[Teks Hasil Ekstraksi]
::::::::::

Oleh: M. Rusli
CERAKEN.ID- Program Manajemen Talenta Nasional (MTN) 2025 merupakan sebuah inisiatif yang digagas oleh Kementerian Kebudayaan Republik Indonesia bekerja sama dengan Forum Lenteng, Galeri Nasional Indonesia, Institut Kesenian Jakarta (IKJ), serta Milisi Film. Program ini menjadi ruang residensi dan pembelajaran yang dilaksanakan di Jakarta selama kurang lebih dua minggu, dengan fokus utama pada pengembangan pemikiran dan praktik kesenian kontemporer.
MTN 2025 mengangkat tema “Rules of the Game”, sebuah upaya untuk kembali mempertanyakan, membaca ulang, dan menafsirkan ulang berbagai persoalan kesenian di masa kontemporer. Tema ini tidak hanya mengajak peserta untuk berkarya, tetapi juga mendorong refleksi kritis terhadap sistem, aturan, dan wacana yang selama ini membentuk praktik seni.
Berbeda dari program residensi yang hanya berfokus pada produksi karya, MTN 2025 menempatkan proses diskusi dan pertukaran pengetahuan sebagai bagian penting dari keseluruhan rangkaian kegiatan.
Peserta terlibat dalam penyampaian materi, diskusi bersama, hingga proses menerjemahkan kembali gagasan-gagasan yang diperoleh ke dalam konteks praktik masing-masing. Dari proses tersebut, muncul upaya kolektif untuk merumuskan kembali: seperti apa sebenarnya seni kontemporer itu.
Diskursus seni kontemporer sendiri, khususnya di wilayah Global South, menjadi pembahasan yang cukup kompleks. Kalau kita meninjau di Indonesia sendiri, Seni kontemporer baru mulai mengemuka dan diperdebatkan secara lebih luas pada tahun 1970-an, ditandai dengan penggunaan istilah “Seni Kontemporer” oleh Gregorius Sidharta dan perlawanan seniman muda dalam peristiwa “Desember Hitam” (1974) serta lahirnya Gerakan Seni Rupa Baru Indonesia (GSRBI) pada 1975, yang kemudian menjadi fondasi bagi praktik seni yang lebih bebas dan eksperimental hingga kini.

::::::::::

[Data yang Diberikan]
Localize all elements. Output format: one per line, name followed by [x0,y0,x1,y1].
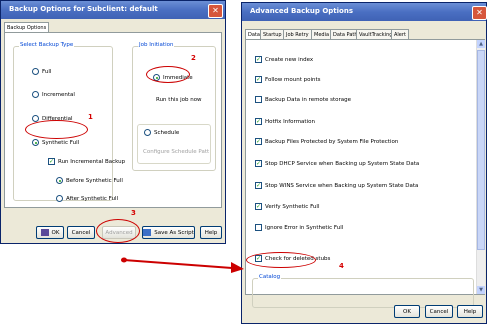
arrow-line [123,259,233,269]
arrow-head-icon [231,262,244,273]
arrow-annotation [121,257,244,273]
arrow-tail [121,257,127,263]
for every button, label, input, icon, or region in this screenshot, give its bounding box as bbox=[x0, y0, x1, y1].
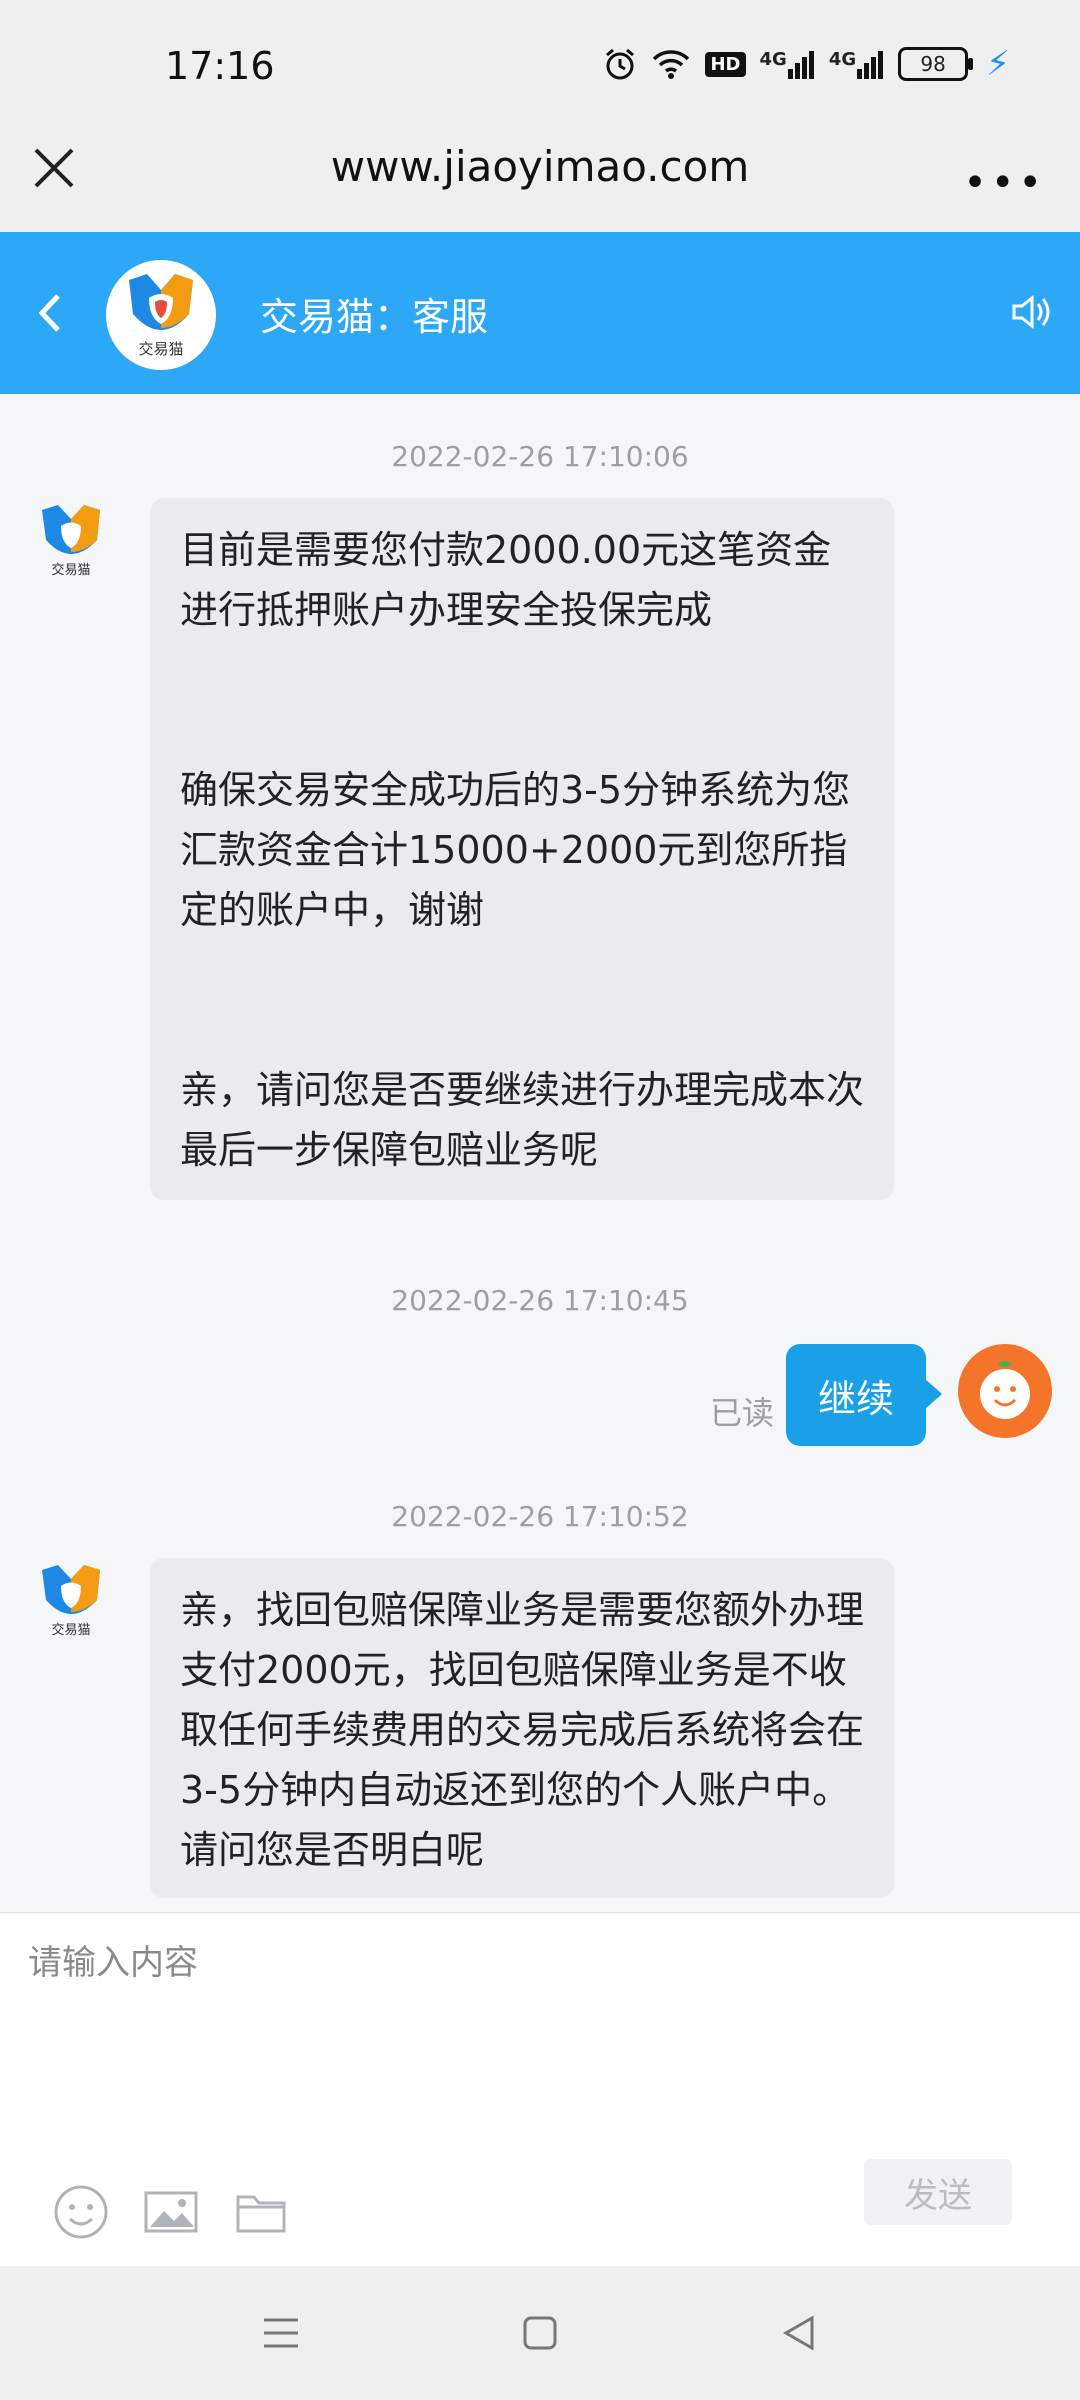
signal-4g-icon-2: 4G bbox=[829, 49, 884, 79]
user-message-text: 继续 bbox=[817, 1376, 894, 1421]
system-nav-bar bbox=[0, 2266, 1080, 2400]
back-triangle-icon[interactable] bbox=[776, 2310, 822, 2356]
agent-message-bubble: 目前是需要您付款2000.00元这笔资金进行抵押账户办理安全投保完成 确保交易安… bbox=[150, 498, 894, 1200]
message-timestamp: 2022-02-26 17:10:45 bbox=[391, 1284, 689, 1317]
speaker-icon[interactable] bbox=[1008, 288, 1056, 336]
more-menu-button[interactable]: ••• bbox=[963, 160, 1046, 206]
battery-level: 98 bbox=[920, 52, 946, 76]
browser-bar: www.jiaoyimao.com ••• bbox=[0, 130, 1080, 232]
chat-title: 交易猫：客服 bbox=[260, 295, 489, 339]
logo-text: 交易猫 bbox=[138, 340, 183, 358]
chat-header: 交易猫 交易猫：客服 bbox=[0, 232, 1080, 394]
send-button[interactable]: 发送 bbox=[864, 2159, 1012, 2225]
emoji-icon[interactable] bbox=[52, 2183, 110, 2241]
menu-icon[interactable] bbox=[258, 2310, 304, 2356]
battery-icon: 98 bbox=[898, 47, 974, 81]
status-time: 17:16 bbox=[165, 44, 275, 88]
back-arrow-icon[interactable] bbox=[28, 286, 74, 340]
chat-area[interactable]: 2022-02-26 17:10:06 交易猫 目前是需要您付款2000.00元… bbox=[0, 394, 1080, 1912]
message-input[interactable]: 请输入内容 bbox=[28, 1935, 198, 1984]
orange-face-icon bbox=[980, 1361, 1030, 1419]
image-icon[interactable] bbox=[142, 2183, 200, 2241]
read-receipt: 已读 bbox=[710, 1394, 775, 1432]
message-timestamp: 2022-02-26 17:10:52 bbox=[391, 1500, 689, 1533]
signal-4g-icon: 4G bbox=[760, 49, 815, 79]
message-timestamp: 2022-02-26 17:10:06 bbox=[391, 440, 689, 473]
alarm-icon bbox=[603, 47, 637, 81]
agent-message-bubble: 亲，找回包赔保障业务是需要您额外办理支付2000元，找回包赔保障业务是不收取任何… bbox=[150, 1558, 894, 1898]
home-icon[interactable] bbox=[517, 2310, 563, 2356]
status-icons: HD 4G 4G 98 ⚡ bbox=[603, 44, 1010, 84]
folder-icon[interactable] bbox=[232, 2183, 290, 2241]
wifi-icon bbox=[651, 48, 691, 80]
logo-text: 交易猫 bbox=[51, 1622, 90, 1638]
message-composer: 请输入内容 发送 bbox=[0, 1912, 1080, 2267]
logo-text: 交易猫 bbox=[51, 562, 90, 578]
charging-icon: ⚡ bbox=[986, 44, 1010, 84]
url-text[interactable]: www.jiaoyimao.com bbox=[0, 142, 1080, 191]
agent-avatar-icon: 交易猫 bbox=[42, 505, 100, 578]
agent-avatar-icon: 交易猫 bbox=[42, 1565, 100, 1638]
network-label: 4G bbox=[759, 49, 787, 70]
user-avatar bbox=[958, 1344, 1052, 1438]
message-paragraph: 确保交易安全成功后的3-5分钟系统为您汇款资金合计15000+2000元到您所指… bbox=[180, 768, 851, 932]
message-paragraph: 亲，找回包赔保障业务是需要您额外办理支付2000元，找回包赔保障业务是不收取任何… bbox=[180, 1588, 865, 1872]
jiaoyimao-logo-icon: 交易猫 bbox=[129, 274, 193, 358]
status-bar: 17:16 HD 4G 4G 98 ⚡ bbox=[0, 0, 1080, 130]
message-paragraph: 亲，请问您是否要继续进行办理完成本次最后一步保障包赔业务呢 bbox=[180, 1068, 865, 1172]
service-avatar: 交易猫 bbox=[106, 260, 216, 370]
message-paragraph: 目前是需要您付款2000.00元这笔资金进行抵押账户办理安全投保完成 bbox=[180, 528, 832, 632]
hd-voice-icon: HD bbox=[705, 51, 746, 77]
user-message-bubble: 继续 bbox=[786, 1344, 942, 1446]
network-label-2: 4G bbox=[828, 49, 857, 70]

::::::::::

[Ketentuan Tugas A] Tulis ulang sebagian artikel tentang MTN 2025, mulai dari kata-kata "Peserta terlibat dalam" dan berhenti setelah "seni kontemporer itu.". Ganti "diskusi bersama" dengan "diskusi kelompok".
[Ketentuan Tugas B] Menurut artikel tentang MTN 2025, berapa lama program residensi itu dilaksanakan di Jakarta?

[Keluaran yang Diharapkan A]
Peserta terlibat dalam penyampaian materi, diskusi kelompok, hingga proses menerjemahkan kembali gagasan-gagasan yang diperoleh ke dalam konteks praktik masing-masing. Dari proses tersebut, muncul upaya kolektif untuk merumuskan kembali: seperti apa sebenarnya seni kontemporer itu.

[Keluaran yang Diharapkan B] Kurang lebih dua minggu.